Exercise prompt — All entries must be repeated exactly; do not include the pictures.
#####
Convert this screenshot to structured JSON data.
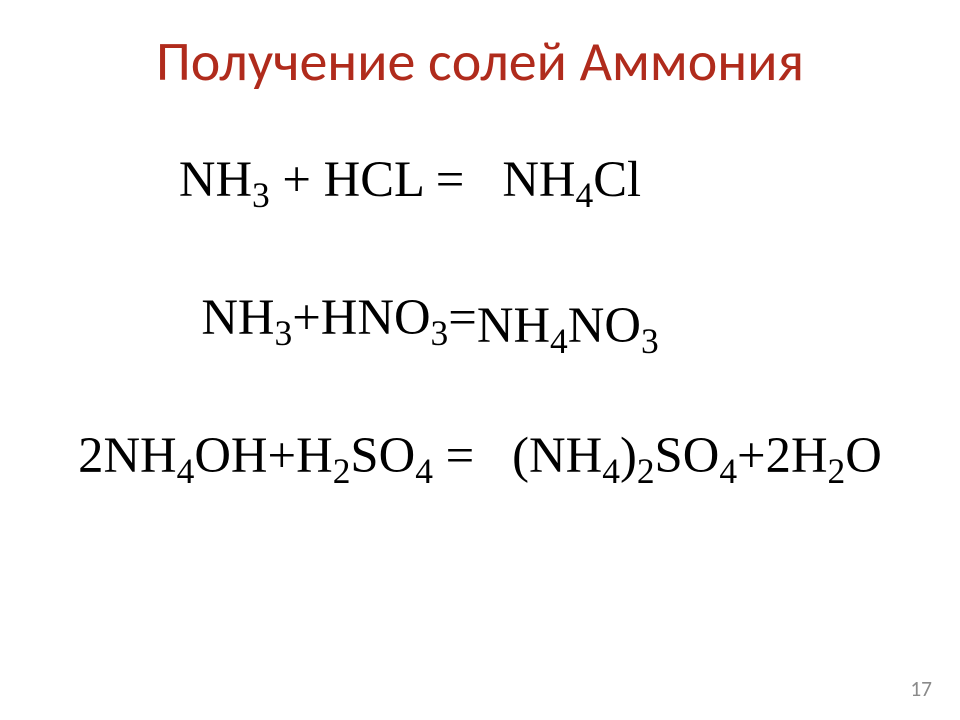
{
  "title": {
    "text": "Получение солей Аммония",
    "color": "#b02b1c",
    "fontsize_pt": 42
  },
  "equations": {
    "fontsize_pt": 38,
    "color": "#000000",
    "eq1": {
      "lhs_a": "NH",
      "lhs_a_sub": "3",
      "plus1": " + ",
      "lhs_b": "HCL",
      "eq": " = ",
      "rhs": "NH",
      "rhs_sub1": "4",
      "rhs_tail": "Cl"
    },
    "eq2": {
      "lhs_a": "NH",
      "lhs_a_sub": "3",
      "plus1": "+",
      "lhs_b": "HNO",
      "lhs_b_sub": "3",
      "eq": "=",
      "rhs_a": "NH",
      "rhs_a_sub": "4",
      "rhs_b": "NO",
      "rhs_b_sub": "3"
    },
    "eq3": {
      "lhs_coef1": "2",
      "lhs_a": "NH",
      "lhs_a_sub": "4",
      "lhs_a2": "OH",
      "plus1": "+",
      "lhs_b": "H",
      "lhs_b_sub": "2",
      "lhs_b2": "SO",
      "lhs_b2_sub": "4",
      "eq": " = ",
      "rhs_a_open": "(NH",
      "rhs_a_sub": "4",
      "rhs_a_close": ")",
      "rhs_a_sub2": "2",
      "rhs_b": "SO",
      "rhs_b_sub": "4",
      "plus2": "+",
      "rhs_coef2": "2",
      "rhs_c": "H",
      "rhs_c_sub": "2",
      "rhs_c2": "O"
    }
  },
  "pagenum": {
    "text": "17",
    "color": "#8a8a8a",
    "fontsize_pt": 16
  }
}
#####
Full answer —
Convert this screenshot to structured JSON data.
{
  "title": {
    "text": "Получение солей Аммония",
    "color": "#b02b1c",
    "fontsize_pt": 42
  },
  "equations": {
    "fontsize_pt": 38,
    "color": "#000000",
    "eq1": {
      "lhs_a": "NH",
      "lhs_a_sub": "3",
      "plus1": " + ",
      "lhs_b": "HCL",
      "eq": " = ",
      "rhs": "NH",
      "rhs_sub1": "4",
      "rhs_tail": "Cl"
    },
    "eq2": {
      "lhs_a": "NH",
      "lhs_a_sub": "3",
      "plus1": "+",
      "lhs_b": "HNO",
      "lhs_b_sub": "3",
      "eq": "=",
      "rhs_a": "NH",
      "rhs_a_sub": "4",
      "rhs_b": "NO",
      "rhs_b_sub": "3"
    },
    "eq3": {
      "lhs_coef1": "2",
      "lhs_a": "NH",
      "lhs_a_sub": "4",
      "lhs_a2": "OH",
      "plus1": "+",
      "lhs_b": "H",
      "lhs_b_sub": "2",
      "lhs_b2": "SO",
      "lhs_b2_sub": "4",
      "eq": " = ",
      "rhs_a_open": "(NH",
      "rhs_a_sub": "4",
      "rhs_a_close": ")",
      "rhs_a_sub2": "2",
      "rhs_b": "SO",
      "rhs_b_sub": "4",
      "plus2": "+",
      "rhs_coef2": "2",
      "rhs_c": "H",
      "rhs_c_sub": "2",
      "rhs_c2": "O"
    }
  },
  "pagenum": {
    "text": "17",
    "color": "#8a8a8a",
    "fontsize_pt": 16
  }
}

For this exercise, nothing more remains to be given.